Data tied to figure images
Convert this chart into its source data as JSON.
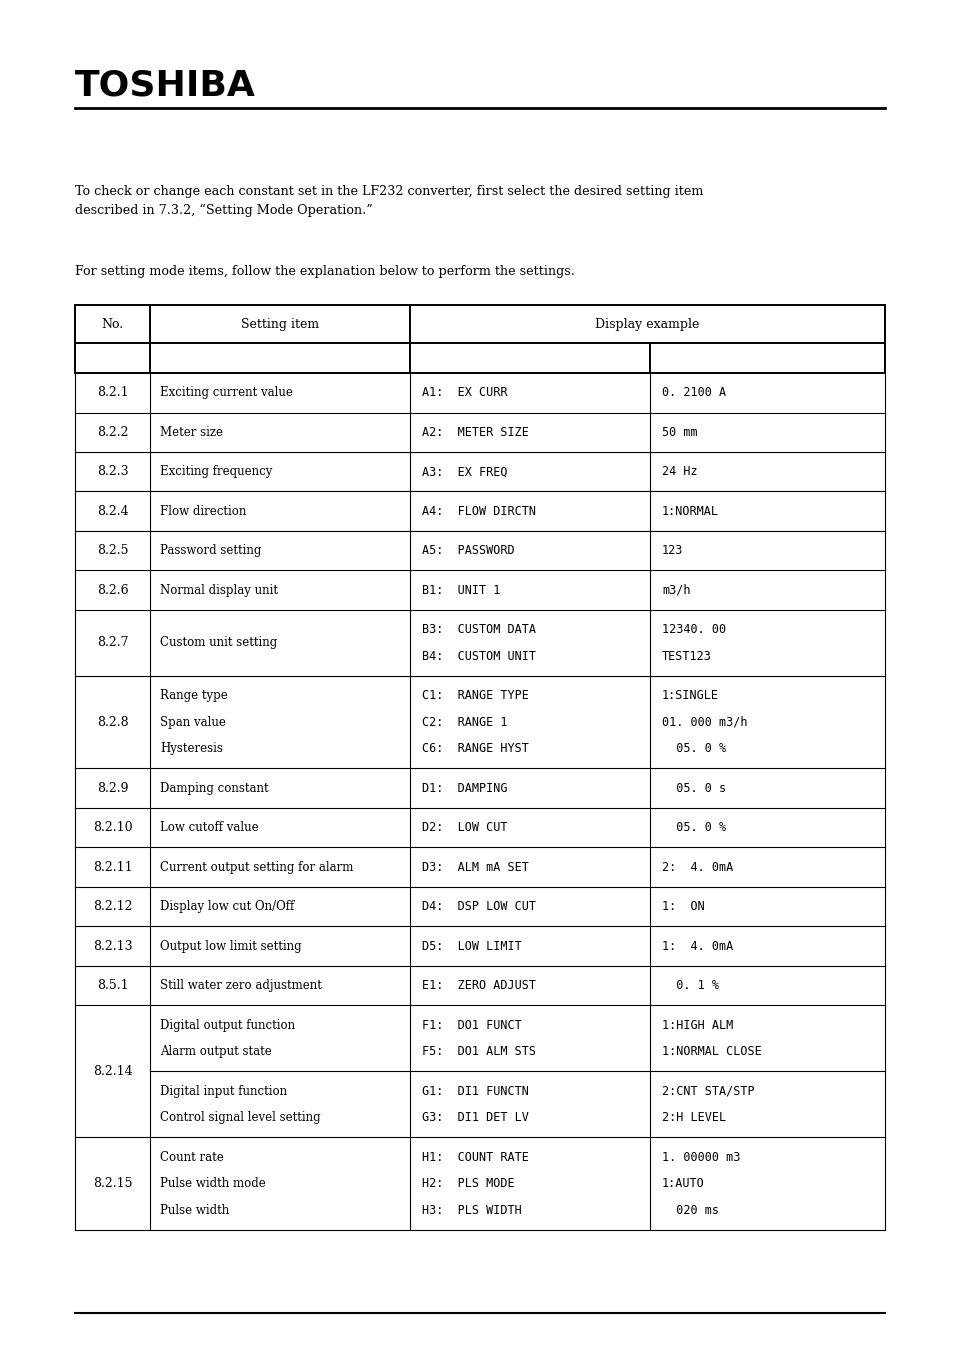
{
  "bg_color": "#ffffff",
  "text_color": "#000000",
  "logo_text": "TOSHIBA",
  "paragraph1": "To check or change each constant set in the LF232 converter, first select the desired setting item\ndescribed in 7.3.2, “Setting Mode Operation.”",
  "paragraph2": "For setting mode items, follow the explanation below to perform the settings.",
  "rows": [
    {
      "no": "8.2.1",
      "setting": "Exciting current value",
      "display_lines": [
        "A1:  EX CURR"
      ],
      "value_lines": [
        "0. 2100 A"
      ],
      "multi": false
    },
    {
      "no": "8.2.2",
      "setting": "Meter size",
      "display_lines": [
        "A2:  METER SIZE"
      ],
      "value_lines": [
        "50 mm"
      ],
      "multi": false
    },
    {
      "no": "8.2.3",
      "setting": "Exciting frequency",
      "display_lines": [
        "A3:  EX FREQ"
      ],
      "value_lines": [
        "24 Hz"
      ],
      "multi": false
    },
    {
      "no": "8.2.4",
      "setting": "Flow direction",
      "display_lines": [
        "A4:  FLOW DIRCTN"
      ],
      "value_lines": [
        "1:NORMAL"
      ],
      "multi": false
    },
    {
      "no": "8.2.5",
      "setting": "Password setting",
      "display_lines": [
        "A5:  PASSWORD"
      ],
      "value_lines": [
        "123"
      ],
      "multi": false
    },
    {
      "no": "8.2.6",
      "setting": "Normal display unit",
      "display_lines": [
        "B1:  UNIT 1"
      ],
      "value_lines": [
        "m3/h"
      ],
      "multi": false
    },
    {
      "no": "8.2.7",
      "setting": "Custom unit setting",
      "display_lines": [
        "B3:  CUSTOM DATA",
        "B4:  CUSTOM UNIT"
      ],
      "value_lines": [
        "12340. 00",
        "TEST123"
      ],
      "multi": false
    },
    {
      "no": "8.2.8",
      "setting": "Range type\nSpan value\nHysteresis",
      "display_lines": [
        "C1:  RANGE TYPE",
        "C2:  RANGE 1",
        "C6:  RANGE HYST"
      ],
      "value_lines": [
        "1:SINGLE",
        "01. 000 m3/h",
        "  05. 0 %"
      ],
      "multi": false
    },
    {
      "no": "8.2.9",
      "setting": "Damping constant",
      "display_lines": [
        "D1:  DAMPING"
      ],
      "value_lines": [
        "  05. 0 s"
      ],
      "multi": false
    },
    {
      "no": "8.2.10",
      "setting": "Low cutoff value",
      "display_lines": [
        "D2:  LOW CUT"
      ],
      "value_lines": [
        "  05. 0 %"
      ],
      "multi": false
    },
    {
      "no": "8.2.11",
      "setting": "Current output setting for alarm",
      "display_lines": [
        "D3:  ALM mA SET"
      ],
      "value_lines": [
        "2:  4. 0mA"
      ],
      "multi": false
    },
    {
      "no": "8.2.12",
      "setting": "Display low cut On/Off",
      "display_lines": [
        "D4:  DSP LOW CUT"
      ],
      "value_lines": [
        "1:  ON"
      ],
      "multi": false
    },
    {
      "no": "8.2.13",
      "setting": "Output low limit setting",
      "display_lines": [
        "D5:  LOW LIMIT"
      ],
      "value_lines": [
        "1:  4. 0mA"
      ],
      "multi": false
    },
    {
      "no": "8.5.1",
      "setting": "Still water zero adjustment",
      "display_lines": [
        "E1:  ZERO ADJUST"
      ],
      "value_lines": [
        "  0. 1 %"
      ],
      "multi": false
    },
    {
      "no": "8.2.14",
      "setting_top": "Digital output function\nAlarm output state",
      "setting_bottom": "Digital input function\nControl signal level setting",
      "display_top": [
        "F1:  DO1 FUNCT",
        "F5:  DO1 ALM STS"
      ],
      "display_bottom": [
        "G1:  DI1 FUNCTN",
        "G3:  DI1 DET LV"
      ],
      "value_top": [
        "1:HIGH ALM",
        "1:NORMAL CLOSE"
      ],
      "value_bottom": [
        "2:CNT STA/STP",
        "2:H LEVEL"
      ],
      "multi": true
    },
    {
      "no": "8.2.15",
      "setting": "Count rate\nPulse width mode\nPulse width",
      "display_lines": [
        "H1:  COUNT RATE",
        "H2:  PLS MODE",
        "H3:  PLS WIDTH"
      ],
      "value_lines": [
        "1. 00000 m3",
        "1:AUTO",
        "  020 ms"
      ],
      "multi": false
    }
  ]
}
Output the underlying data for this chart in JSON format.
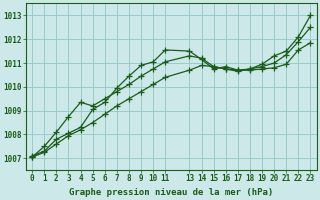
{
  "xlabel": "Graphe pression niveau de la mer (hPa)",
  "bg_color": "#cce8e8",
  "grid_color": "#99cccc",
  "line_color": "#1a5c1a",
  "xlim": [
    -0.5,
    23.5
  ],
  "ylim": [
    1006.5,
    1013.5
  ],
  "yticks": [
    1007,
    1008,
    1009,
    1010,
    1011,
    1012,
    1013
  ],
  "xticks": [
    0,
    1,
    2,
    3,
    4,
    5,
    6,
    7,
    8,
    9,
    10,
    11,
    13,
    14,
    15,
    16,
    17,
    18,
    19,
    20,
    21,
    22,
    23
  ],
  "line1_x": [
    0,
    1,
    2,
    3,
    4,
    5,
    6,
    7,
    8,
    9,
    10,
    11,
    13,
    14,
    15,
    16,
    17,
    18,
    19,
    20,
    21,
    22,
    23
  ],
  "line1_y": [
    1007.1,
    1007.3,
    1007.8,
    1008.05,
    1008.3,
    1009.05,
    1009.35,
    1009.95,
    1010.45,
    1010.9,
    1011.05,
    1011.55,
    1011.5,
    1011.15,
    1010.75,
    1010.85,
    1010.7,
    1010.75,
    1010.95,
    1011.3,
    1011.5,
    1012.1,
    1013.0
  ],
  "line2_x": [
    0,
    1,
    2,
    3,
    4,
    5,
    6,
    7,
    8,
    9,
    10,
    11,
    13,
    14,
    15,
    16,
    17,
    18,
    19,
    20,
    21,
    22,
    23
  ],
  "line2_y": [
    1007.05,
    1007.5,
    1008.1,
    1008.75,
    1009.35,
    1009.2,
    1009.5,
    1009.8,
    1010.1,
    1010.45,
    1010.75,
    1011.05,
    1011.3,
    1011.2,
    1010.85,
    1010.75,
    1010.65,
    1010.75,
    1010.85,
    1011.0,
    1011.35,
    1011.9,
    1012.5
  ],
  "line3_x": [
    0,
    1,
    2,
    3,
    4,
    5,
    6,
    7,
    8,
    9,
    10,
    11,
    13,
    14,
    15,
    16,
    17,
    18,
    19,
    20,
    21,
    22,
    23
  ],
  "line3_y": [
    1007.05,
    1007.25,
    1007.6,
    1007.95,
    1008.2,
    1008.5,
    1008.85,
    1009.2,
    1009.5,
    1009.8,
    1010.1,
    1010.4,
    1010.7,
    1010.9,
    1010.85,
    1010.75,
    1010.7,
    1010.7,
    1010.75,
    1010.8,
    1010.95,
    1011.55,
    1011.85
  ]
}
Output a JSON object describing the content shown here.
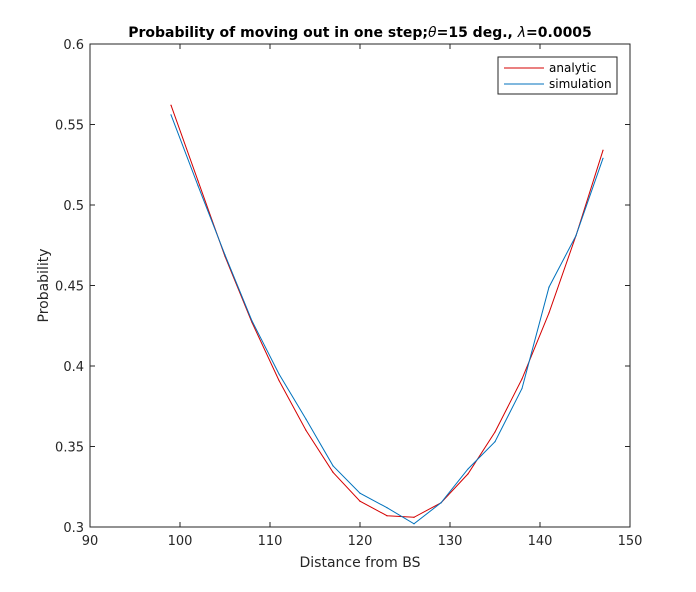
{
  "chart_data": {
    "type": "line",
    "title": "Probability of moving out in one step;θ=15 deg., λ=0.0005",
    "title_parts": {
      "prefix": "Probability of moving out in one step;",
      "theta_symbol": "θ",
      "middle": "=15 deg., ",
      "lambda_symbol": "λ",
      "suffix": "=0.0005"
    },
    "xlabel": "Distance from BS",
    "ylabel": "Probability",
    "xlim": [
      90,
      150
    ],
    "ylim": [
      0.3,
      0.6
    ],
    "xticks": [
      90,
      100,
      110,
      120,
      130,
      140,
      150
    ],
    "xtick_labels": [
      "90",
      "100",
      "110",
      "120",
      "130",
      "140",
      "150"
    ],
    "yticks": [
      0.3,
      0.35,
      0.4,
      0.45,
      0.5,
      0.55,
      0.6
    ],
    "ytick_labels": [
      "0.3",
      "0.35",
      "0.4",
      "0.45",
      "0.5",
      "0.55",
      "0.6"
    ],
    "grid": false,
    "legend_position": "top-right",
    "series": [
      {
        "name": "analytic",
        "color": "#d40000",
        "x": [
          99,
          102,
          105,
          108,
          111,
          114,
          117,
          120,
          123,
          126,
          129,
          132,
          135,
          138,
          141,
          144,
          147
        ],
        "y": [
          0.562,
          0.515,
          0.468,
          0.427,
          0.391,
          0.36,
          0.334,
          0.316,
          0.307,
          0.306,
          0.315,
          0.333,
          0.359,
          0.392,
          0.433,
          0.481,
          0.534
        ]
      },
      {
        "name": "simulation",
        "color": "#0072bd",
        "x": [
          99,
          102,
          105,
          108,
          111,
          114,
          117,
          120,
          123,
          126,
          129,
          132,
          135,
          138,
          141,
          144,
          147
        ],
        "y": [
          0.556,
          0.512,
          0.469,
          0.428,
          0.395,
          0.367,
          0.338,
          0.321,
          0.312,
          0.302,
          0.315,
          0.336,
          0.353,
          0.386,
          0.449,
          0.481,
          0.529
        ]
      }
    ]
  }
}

Problem to solve:
From the listing above, return each line with the word "xlabel".

Complete output:
  "xlabel": "Graphe pression niveau de la mer (hPa)",
    "xlabel": "Distance from BS",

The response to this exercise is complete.